#### [WHAT THE TASK ASKS]
Return each line of the records holding the string "this".
·····
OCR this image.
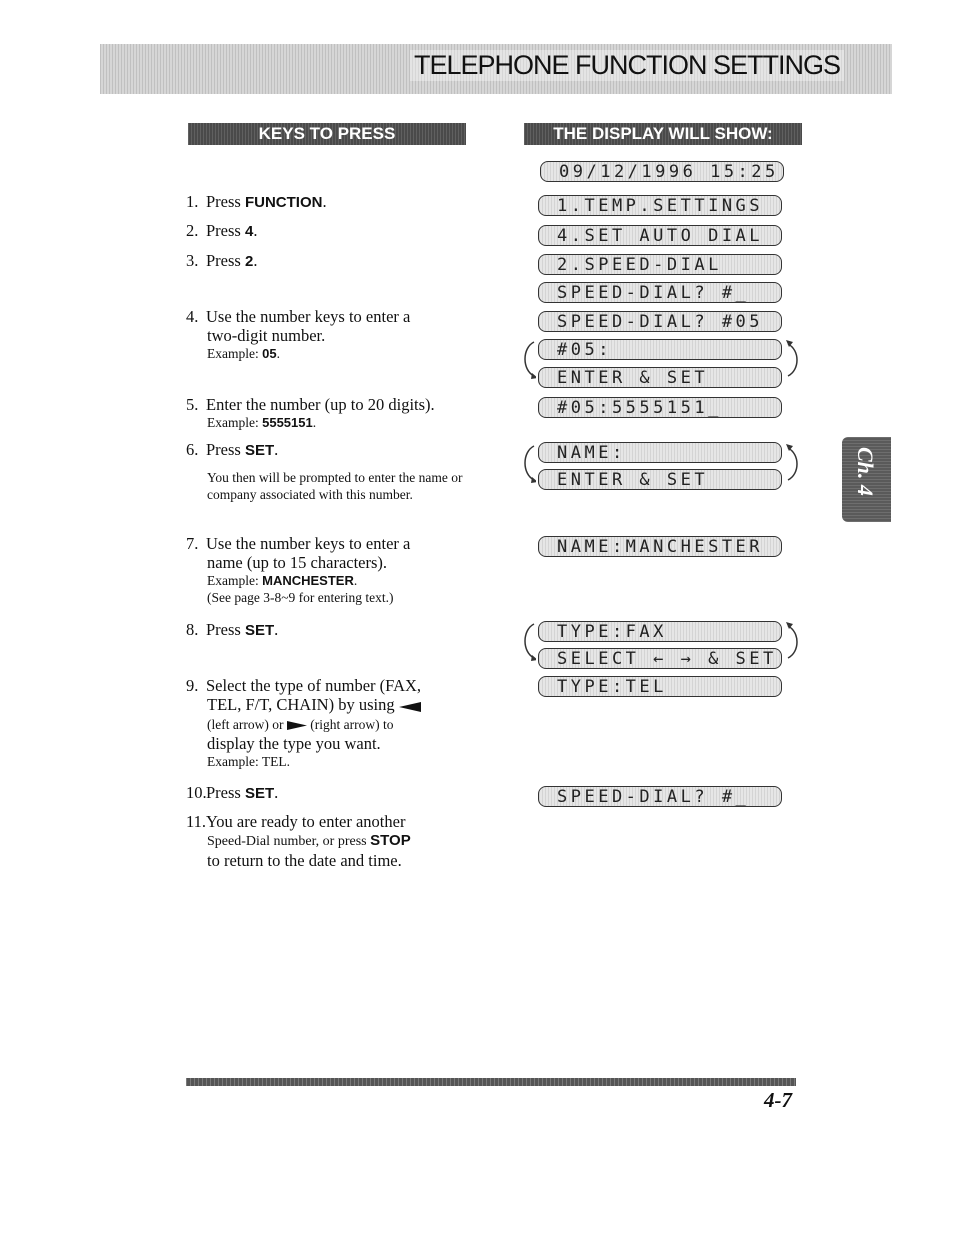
TELEPHONE FUNCTION SETTINGS
KEYS TO PRESS	THE DISPLAY WILL SHOW:
1. Press FUNCTION.
2. Press 4.
3. Press 2.
4. Use the number keys to enter a
two-digit number.
Example: 05.
5. Enter the number (up to 20 digits).
Example: 5555151.
6. Press SET.
You then will be prompted to enter the name or company associated with this number.
7. Use the number keys to enter a
name (up to 15 characters).
Example: MANCHESTER.
(See page 3-8~9 for entering text.)
8. Press SET.
9. Select the type of number (FAX,
TEL, F/T, CHAIN) by using
(left arrow) or (right arrow) to
display the type you want.
Example: TEL.
10.Press SET.
11.You are ready to enter another
Speed-Dial number, or press STOP
to return to the date and time.
09/12/1996 15:25
1.TEMP.SETTINGS
4.SET AUTO DIAL
2.SPEED-DIAL
SPEED-DIAL? #_
SPEED-DIAL? #05
#05:
ENTER & SET
#05:5555151_
NAME:
ENTER & SET
NAME:MANCHESTER
TYPE:FAX
SELECT ← → & SET
TYPE:TEL
SPEED-DIAL? #_
Ch. 4
4-7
·····
#### [RESPONSE BELOW]
OCR this image.
You then will be prompted to enter the name or company associated with this number.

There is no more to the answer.